● **RECORDS TO USE**
++++++++++++++++++++
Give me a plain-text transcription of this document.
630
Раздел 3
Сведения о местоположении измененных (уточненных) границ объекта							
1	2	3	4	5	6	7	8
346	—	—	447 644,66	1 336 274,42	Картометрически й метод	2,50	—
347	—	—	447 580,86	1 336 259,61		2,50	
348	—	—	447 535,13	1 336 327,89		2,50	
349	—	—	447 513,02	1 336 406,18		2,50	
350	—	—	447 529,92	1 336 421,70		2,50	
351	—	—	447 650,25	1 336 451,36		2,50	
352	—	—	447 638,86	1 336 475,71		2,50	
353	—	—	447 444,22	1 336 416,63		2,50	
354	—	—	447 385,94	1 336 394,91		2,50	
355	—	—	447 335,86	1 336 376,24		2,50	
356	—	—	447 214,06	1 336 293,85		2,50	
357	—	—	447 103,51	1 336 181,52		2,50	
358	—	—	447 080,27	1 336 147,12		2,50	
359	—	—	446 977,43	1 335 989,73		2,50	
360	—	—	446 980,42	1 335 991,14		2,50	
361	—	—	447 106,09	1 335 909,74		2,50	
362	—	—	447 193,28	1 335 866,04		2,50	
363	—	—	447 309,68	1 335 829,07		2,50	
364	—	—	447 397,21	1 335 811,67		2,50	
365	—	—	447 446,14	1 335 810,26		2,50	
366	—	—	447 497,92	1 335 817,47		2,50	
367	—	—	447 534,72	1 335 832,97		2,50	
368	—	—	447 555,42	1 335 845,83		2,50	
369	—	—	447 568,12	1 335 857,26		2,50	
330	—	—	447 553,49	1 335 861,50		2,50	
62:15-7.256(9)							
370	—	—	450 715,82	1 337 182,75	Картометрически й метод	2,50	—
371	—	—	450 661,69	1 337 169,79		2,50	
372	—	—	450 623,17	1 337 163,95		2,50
++++++++++++++++++++
● **THE REQUEST**
Copy the material above back out, exactly as written.

● **ANSWER TO THIS PROBLEM**
Give me a plain-text transcription of this document.
630
Раздел 3
Сведения о местоположении измененных (уточненных) границ объекта							
1	2	3	4	5	6	7	8
346	—	—	447 644,66	1 336 274,42	Картометрически й метод	2,50	—
347	—	—	447 580,86	1 336 259,61		2,50	
348	—	—	447 535,13	1 336 327,89		2,50	
349	—	—	447 513,02	1 336 406,18		2,50	
350	—	—	447 529,92	1 336 421,70		2,50	
351	—	—	447 650,25	1 336 451,36		2,50	
352	—	—	447 638,86	1 336 475,71		2,50	
353	—	—	447 444,22	1 336 416,63		2,50	
354	—	—	447 385,94	1 336 394,91		2,50	
355	—	—	447 335,86	1 336 376,24		2,50	
356	—	—	447 214,06	1 336 293,85		2,50	
357	—	—	447 103,51	1 336 181,52		2,50	
358	—	—	447 080,27	1 336 147,12		2,50	
359	—	—	446 977,43	1 335 989,73		2,50	
360	—	—	446 980,42	1 335 991,14		2,50	
361	—	—	447 106,09	1 335 909,74		2,50	
362	—	—	447 193,28	1 335 866,04		2,50	
363	—	—	447 309,68	1 335 829,07		2,50	
364	—	—	447 397,21	1 335 811,67		2,50	
365	—	—	447 446,14	1 335 810,26		2,50	
366	—	—	447 497,92	1 335 817,47		2,50	
367	—	—	447 534,72	1 335 832,97		2,50	
368	—	—	447 555,42	1 335 845,83		2,50	
369	—	—	447 568,12	1 335 857,26		2,50	
330	—	—	447 553,49	1 335 861,50		2,50	
62:15-7.256(9)							
370	—	—	450 715,82	1 337 182,75	Картометрически й метод	2,50	—
371	—	—	450 661,69	1 337 169,79		2,50	
372	—	—	450 623,17	1 337 163,95		2,50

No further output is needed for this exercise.